**Your objective:**
Each entry that follows must be output without any deviation.

start Provided entries

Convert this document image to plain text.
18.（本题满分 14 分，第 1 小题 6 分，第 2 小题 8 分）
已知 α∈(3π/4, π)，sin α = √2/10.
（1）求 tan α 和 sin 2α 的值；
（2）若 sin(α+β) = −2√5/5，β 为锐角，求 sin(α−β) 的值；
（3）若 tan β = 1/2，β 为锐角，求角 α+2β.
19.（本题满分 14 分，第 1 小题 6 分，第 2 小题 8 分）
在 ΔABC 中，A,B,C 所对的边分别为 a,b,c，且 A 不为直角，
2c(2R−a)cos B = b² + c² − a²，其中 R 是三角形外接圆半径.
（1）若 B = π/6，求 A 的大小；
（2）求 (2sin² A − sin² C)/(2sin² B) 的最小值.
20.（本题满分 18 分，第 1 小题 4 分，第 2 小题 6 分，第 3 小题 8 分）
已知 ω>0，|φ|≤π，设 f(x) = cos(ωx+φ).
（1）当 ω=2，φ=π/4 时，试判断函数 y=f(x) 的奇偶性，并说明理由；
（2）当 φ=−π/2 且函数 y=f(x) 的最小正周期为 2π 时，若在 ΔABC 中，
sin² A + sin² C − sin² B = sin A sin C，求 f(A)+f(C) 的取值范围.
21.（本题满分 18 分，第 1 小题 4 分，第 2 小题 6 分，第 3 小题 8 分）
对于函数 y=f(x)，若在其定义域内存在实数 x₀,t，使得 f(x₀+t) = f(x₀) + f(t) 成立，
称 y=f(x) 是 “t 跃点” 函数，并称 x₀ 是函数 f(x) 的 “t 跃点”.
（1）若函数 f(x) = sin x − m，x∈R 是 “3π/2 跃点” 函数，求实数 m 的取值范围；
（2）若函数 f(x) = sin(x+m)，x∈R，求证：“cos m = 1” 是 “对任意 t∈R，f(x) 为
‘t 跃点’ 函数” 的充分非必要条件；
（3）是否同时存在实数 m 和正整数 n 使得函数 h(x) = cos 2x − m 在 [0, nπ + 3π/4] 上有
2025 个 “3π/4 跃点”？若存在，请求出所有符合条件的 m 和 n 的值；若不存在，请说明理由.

end Provided entries

**Answer below:**
Convert this document image to plain text.
18.（本题满分 14 分，第 1 小题 6 分，第 2 小题 8 分）
已知 α∈(3π/4, π)，sin α = √2/10.
（1）求 tan α 和 sin 2α 的值；
（2）若 sin(α+β) = −2√5/5，β 为锐角，求 sin(α−β) 的值；
（3）若 tan β = 1/2，β 为锐角，求角 α+2β.
19.（本题满分 14 分，第 1 小题 6 分，第 2 小题 8 分）
在 ΔABC 中，A,B,C 所对的边分别为 a,b,c，且 A 不为直角，
2c(2R−a)cos B = b² + c² − a²，其中 R 是三角形外接圆半径.
（1）若 B = π/6，求 A 的大小；
（2）求 (2sin² A − sin² C)/(2sin² B) 的最小值.
20.（本题满分 18 分，第 1 小题 4 分，第 2 小题 6 分，第 3 小题 8 分）
已知 ω>0，|φ|≤π，设 f(x) = cos(ωx+φ).
（1）当 ω=2，φ=π/4 时，试判断函数 y=f(x) 的奇偶性，并说明理由；
（2）当 φ=−π/2 且函数 y=f(x) 的最小正周期为 2π 时，若在 ΔABC 中，
sin² A + sin² C − sin² B = sin A sin C，求 f(A)+f(C) 的取值范围.
21.（本题满分 18 分，第 1 小题 4 分，第 2 小题 6 分，第 3 小题 8 分）
对于函数 y=f(x)，若在其定义域内存在实数 x₀,t，使得 f(x₀+t) = f(x₀) + f(t) 成立，
称 y=f(x) 是 “t 跃点” 函数，并称 x₀ 是函数 f(x) 的 “t 跃点”.
（1）若函数 f(x) = sin x − m，x∈R 是 “3π/2 跃点” 函数，求实数 m 的取值范围；
（2）若函数 f(x) = sin(x+m)，x∈R，求证：“cos m = 1” 是 “对任意 t∈R，f(x) 为
‘t 跃点’ 函数” 的充分非必要条件；
（3）是否同时存在实数 m 和正整数 n 使得函数 h(x) = cos 2x − m 在 [0, nπ + 3π/4] 上有
2025 个 “3π/4 跃点”？若存在，请求出所有符合条件的 m 和 n 的值；若不存在，请说明理由.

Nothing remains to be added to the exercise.